** start of Material **

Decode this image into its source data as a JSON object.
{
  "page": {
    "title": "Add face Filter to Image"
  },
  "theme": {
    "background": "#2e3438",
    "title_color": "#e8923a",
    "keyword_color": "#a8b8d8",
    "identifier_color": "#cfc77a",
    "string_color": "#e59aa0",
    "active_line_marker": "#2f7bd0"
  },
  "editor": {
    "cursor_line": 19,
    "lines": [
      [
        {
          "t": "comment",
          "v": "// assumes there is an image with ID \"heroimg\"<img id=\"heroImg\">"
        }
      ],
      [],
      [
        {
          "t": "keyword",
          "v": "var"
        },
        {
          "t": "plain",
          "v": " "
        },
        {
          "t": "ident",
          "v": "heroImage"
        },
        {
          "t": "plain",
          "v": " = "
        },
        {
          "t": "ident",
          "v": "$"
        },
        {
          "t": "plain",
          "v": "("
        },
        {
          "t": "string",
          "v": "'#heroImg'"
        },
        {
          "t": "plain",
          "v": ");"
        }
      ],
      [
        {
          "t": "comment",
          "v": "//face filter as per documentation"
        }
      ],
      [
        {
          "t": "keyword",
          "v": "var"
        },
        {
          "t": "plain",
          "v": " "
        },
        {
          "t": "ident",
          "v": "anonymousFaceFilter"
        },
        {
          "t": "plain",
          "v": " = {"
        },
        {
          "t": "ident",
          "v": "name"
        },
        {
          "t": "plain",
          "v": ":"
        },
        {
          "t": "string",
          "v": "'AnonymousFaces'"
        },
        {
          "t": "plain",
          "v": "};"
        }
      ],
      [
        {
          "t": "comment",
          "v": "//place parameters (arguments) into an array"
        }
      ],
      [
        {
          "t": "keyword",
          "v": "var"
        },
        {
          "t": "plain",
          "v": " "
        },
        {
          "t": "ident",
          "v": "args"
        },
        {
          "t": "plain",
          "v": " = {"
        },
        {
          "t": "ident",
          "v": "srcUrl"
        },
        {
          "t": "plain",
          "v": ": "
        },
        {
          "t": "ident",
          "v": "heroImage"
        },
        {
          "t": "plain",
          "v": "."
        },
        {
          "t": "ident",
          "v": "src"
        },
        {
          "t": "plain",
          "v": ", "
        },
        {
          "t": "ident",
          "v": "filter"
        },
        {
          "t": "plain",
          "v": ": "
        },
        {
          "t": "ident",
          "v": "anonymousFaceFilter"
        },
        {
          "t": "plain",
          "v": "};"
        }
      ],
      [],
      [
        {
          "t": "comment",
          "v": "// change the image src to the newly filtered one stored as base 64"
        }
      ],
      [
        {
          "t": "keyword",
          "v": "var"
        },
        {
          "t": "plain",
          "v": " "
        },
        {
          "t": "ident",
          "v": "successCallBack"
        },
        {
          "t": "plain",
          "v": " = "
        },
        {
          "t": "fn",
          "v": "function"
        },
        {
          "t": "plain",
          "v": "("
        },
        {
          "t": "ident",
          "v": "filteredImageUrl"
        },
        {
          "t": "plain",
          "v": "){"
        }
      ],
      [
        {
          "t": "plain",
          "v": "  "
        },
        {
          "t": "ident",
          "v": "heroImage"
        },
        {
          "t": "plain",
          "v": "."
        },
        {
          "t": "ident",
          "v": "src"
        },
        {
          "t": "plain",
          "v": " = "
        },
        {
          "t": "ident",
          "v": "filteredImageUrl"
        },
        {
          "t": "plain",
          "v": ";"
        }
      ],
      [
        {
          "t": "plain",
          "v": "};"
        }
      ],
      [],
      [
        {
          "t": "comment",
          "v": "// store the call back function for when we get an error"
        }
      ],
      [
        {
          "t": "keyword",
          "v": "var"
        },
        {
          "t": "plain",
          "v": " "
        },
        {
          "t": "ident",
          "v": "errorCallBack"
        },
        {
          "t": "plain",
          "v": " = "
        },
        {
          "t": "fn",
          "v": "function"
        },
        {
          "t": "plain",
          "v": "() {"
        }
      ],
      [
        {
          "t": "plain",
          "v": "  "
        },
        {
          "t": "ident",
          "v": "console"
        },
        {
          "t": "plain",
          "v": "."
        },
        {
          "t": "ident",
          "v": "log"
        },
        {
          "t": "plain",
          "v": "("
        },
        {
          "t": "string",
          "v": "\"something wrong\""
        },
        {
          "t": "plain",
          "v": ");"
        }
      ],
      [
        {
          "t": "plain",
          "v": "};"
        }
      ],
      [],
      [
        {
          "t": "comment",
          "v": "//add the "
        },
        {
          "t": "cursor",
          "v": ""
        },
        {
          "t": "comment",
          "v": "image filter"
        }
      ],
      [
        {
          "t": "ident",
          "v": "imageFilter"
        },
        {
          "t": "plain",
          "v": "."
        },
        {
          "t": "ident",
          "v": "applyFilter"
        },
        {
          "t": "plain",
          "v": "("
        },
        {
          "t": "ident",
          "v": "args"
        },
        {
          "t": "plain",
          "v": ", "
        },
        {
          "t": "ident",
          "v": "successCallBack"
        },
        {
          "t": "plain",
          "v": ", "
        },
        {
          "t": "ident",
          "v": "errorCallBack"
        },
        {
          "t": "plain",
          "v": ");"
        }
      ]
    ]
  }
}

** end of Material **

• [Direction] Restate all of the entries exactly, please.

• [Answer to the task]
Decode this image into its source data as a JSON object.
{
  "page": {
    "title": "Add face Filter to Image"
  },
  "theme": {
    "background": "#2e3438",
    "title_color": "#e8923a",
    "keyword_color": "#a8b8d8",
    "identifier_color": "#cfc77a",
    "string_color": "#e59aa0",
    "active_line_marker": "#2f7bd0"
  },
  "editor": {
    "cursor_line": 19,
    "lines": [
      [
        {
          "t": "comment",
          "v": "// assumes there is an image with ID \"heroimg\"<img id=\"heroImg\">"
        }
      ],
      [],
      [
        {
          "t": "keyword",
          "v": "var"
        },
        {
          "t": "plain",
          "v": " "
        },
        {
          "t": "ident",
          "v": "heroImage"
        },
        {
          "t": "plain",
          "v": " = "
        },
        {
          "t": "ident",
          "v": "$"
        },
        {
          "t": "plain",
          "v": "("
        },
        {
          "t": "string",
          "v": "'#heroImg'"
        },
        {
          "t": "plain",
          "v": ");"
        }
      ],
      [
        {
          "t": "comment",
          "v": "//face filter as per documentation"
        }
      ],
      [
        {
          "t": "keyword",
          "v": "var"
        },
        {
          "t": "plain",
          "v": " "
        },
        {
          "t": "ident",
          "v": "anonymousFaceFilter"
        },
        {
          "t": "plain",
          "v": " = {"
        },
        {
          "t": "ident",
          "v": "name"
        },
        {
          "t": "plain",
          "v": ":"
        },
        {
          "t": "string",
          "v": "'AnonymousFaces'"
        },
        {
          "t": "plain",
          "v": "};"
        }
      ],
      [
        {
          "t": "comment",
          "v": "//place parameters (arguments) into an array"
        }
      ],
      [
        {
          "t": "keyword",
          "v": "var"
        },
        {
          "t": "plain",
          "v": " "
        },
        {
          "t": "ident",
          "v": "args"
        },
        {
          "t": "plain",
          "v": " = {"
        },
        {
          "t": "ident",
          "v": "srcUrl"
        },
        {
          "t": "plain",
          "v": ": "
        },
        {
          "t": "ident",
          "v": "heroImage"
        },
        {
          "t": "plain",
          "v": "."
        },
        {
          "t": "ident",
          "v": "src"
        },
        {
          "t": "plain",
          "v": ", "
        },
        {
          "t": "ident",
          "v": "filter"
        },
        {
          "t": "plain",
          "v": ": "
        },
        {
          "t": "ident",
          "v": "anonymousFaceFilter"
        },
        {
          "t": "plain",
          "v": "};"
        }
      ],
      [],
      [
        {
          "t": "comment",
          "v": "// change the image src to the newly filtered one stored as base 64"
        }
      ],
      [
        {
          "t": "keyword",
          "v": "var"
        },
        {
          "t": "plain",
          "v": " "
        },
        {
          "t": "ident",
          "v": "successCallBack"
        },
        {
          "t": "plain",
          "v": " = "
        },
        {
          "t": "fn",
          "v": "function"
        },
        {
          "t": "plain",
          "v": "("
        },
        {
          "t": "ident",
          "v": "filteredImageUrl"
        },
        {
          "t": "plain",
          "v": "){"
        }
      ],
      [
        {
          "t": "plain",
          "v": "  "
        },
        {
          "t": "ident",
          "v": "heroImage"
        },
        {
          "t": "plain",
          "v": "."
        },
        {
          "t": "ident",
          "v": "src"
        },
        {
          "t": "plain",
          "v": " = "
        },
        {
          "t": "ident",
          "v": "filteredImageUrl"
        },
        {
          "t": "plain",
          "v": ";"
        }
      ],
      [
        {
          "t": "plain",
          "v": "};"
        }
      ],
      [],
      [
        {
          "t": "comment",
          "v": "// store the call back function for when we get an error"
        }
      ],
      [
        {
          "t": "keyword",
          "v": "var"
        },
        {
          "t": "plain",
          "v": " "
        },
        {
          "t": "ident",
          "v": "errorCallBack"
        },
        {
          "t": "plain",
          "v": " = "
        },
        {
          "t": "fn",
          "v": "function"
        },
        {
          "t": "plain",
          "v": "() {"
        }
      ],
      [
        {
          "t": "plain",
          "v": "  "
        },
        {
          "t": "ident",
          "v": "console"
        },
        {
          "t": "plain",
          "v": "."
        },
        {
          "t": "ident",
          "v": "log"
        },
        {
          "t": "plain",
          "v": "("
        },
        {
          "t": "string",
          "v": "\"something wrong\""
        },
        {
          "t": "plain",
          "v": ");"
        }
      ],
      [
        {
          "t": "plain",
          "v": "};"
        }
      ],
      [],
      [
        {
          "t": "comment",
          "v": "//add the "
        },
        {
          "t": "cursor",
          "v": ""
        },
        {
          "t": "comment",
          "v": "image filter"
        }
      ],
      [
        {
          "t": "ident",
          "v": "imageFilter"
        },
        {
          "t": "plain",
          "v": "."
        },
        {
          "t": "ident",
          "v": "applyFilter"
        },
        {
          "t": "plain",
          "v": "("
        },
        {
          "t": "ident",
          "v": "args"
        },
        {
          "t": "plain",
          "v": ", "
        },
        {
          "t": "ident",
          "v": "successCallBack"
        },
        {
          "t": "plain",
          "v": ", "
        },
        {
          "t": "ident",
          "v": "errorCallBack"
        },
        {
          "t": "plain",
          "v": ");"
        }
      ]
    ]
  }
}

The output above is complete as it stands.